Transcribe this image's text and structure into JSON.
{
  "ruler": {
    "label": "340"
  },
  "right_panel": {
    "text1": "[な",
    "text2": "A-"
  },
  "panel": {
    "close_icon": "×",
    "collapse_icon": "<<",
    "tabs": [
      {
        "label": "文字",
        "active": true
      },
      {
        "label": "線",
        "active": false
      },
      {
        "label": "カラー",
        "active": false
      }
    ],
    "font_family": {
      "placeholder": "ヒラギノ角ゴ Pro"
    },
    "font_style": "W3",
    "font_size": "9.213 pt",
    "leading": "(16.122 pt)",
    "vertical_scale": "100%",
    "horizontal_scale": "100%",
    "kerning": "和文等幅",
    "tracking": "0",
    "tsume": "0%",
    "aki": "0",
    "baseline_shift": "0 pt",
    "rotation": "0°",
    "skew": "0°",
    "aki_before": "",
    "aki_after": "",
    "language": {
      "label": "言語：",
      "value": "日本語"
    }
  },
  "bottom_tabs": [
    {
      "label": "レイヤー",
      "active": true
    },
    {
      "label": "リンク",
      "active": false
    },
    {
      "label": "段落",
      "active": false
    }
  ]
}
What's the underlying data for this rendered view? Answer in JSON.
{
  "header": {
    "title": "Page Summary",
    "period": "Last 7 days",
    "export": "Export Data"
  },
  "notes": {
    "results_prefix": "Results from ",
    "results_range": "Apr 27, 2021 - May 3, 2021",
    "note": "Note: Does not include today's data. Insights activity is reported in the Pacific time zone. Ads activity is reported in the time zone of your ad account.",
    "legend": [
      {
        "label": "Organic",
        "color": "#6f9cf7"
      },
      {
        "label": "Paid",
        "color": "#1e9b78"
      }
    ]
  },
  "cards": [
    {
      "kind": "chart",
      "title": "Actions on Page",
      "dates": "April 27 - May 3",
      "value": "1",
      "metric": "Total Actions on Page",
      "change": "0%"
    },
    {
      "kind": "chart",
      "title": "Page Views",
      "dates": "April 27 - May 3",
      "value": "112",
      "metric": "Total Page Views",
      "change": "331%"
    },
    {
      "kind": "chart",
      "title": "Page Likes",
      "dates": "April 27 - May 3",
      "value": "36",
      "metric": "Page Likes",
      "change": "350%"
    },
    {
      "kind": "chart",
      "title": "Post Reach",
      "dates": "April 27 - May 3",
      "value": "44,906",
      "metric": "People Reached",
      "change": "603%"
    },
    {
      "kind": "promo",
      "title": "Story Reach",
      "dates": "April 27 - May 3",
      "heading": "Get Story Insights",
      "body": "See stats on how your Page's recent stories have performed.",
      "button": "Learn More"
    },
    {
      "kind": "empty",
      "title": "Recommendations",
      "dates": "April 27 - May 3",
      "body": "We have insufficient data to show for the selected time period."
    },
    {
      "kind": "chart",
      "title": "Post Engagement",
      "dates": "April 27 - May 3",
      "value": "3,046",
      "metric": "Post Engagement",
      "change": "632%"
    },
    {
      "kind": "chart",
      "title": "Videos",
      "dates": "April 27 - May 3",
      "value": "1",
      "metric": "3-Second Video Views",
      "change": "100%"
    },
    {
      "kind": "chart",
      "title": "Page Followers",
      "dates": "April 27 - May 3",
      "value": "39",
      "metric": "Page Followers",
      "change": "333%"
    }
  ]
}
____________
◆ EXERCISE INSTRUCTIONS
List the lines of the records where "Story" occurs.

◆ RESPONSE TO THE EXERCISE
      "title": "Story Reach",
      "heading": "Get Story Insights",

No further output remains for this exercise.